#### [ITEMS]
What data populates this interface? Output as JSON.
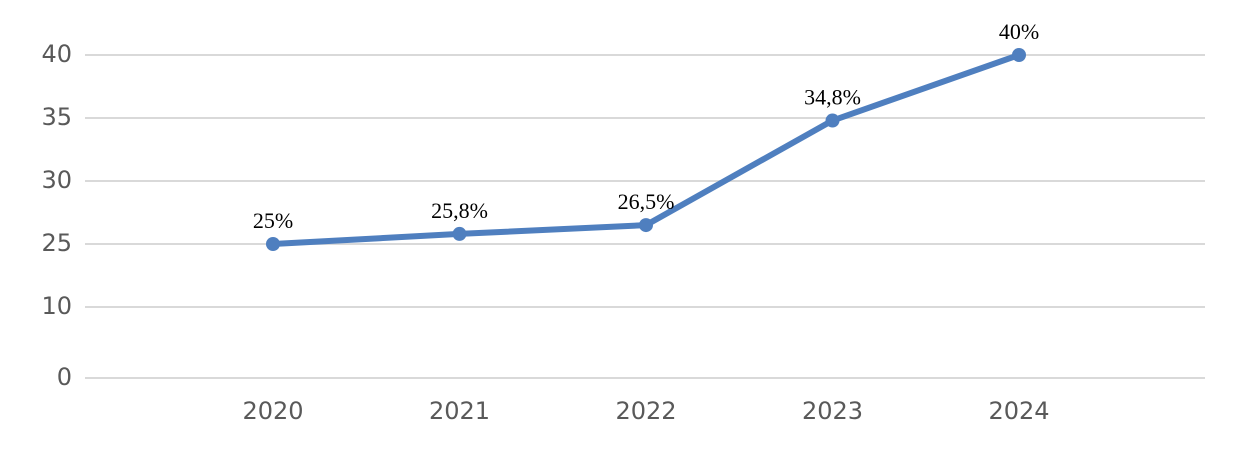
{
  "chart_data": {
    "type": "line",
    "categories": [
      "2020",
      "2021",
      "2022",
      "2023",
      "2024"
    ],
    "series": [
      {
        "color": "#4f7fbf",
        "values": [
          25,
          25.8,
          26.5,
          34.8,
          40
        ],
        "value_labels": [
          "25%",
          "25,8%",
          "26,5%",
          "34,8%",
          "40%"
        ]
      }
    ],
    "ylim": [
      0,
      40
    ],
    "yticks": [
      0,
      10,
      25,
      30,
      35,
      40
    ],
    "grid": true
  }
}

#### [WHAT IS BEING ASKED]
Restate the full listing verbatim and drop every picture.

#### [THE COMPLETED TASK]
What data populates this interface? Output as JSON.
{
  "chart_data": {
    "type": "line",
    "categories": [
      "2020",
      "2021",
      "2022",
      "2023",
      "2024"
    ],
    "series": [
      {
        "color": "#4f7fbf",
        "values": [
          25,
          25.8,
          26.5,
          34.8,
          40
        ],
        "value_labels": [
          "25%",
          "25,8%",
          "26,5%",
          "34,8%",
          "40%"
        ]
      }
    ],
    "ylim": [
      0,
      40
    ],
    "yticks": [
      0,
      10,
      25,
      30,
      35,
      40
    ],
    "grid": true
  }
}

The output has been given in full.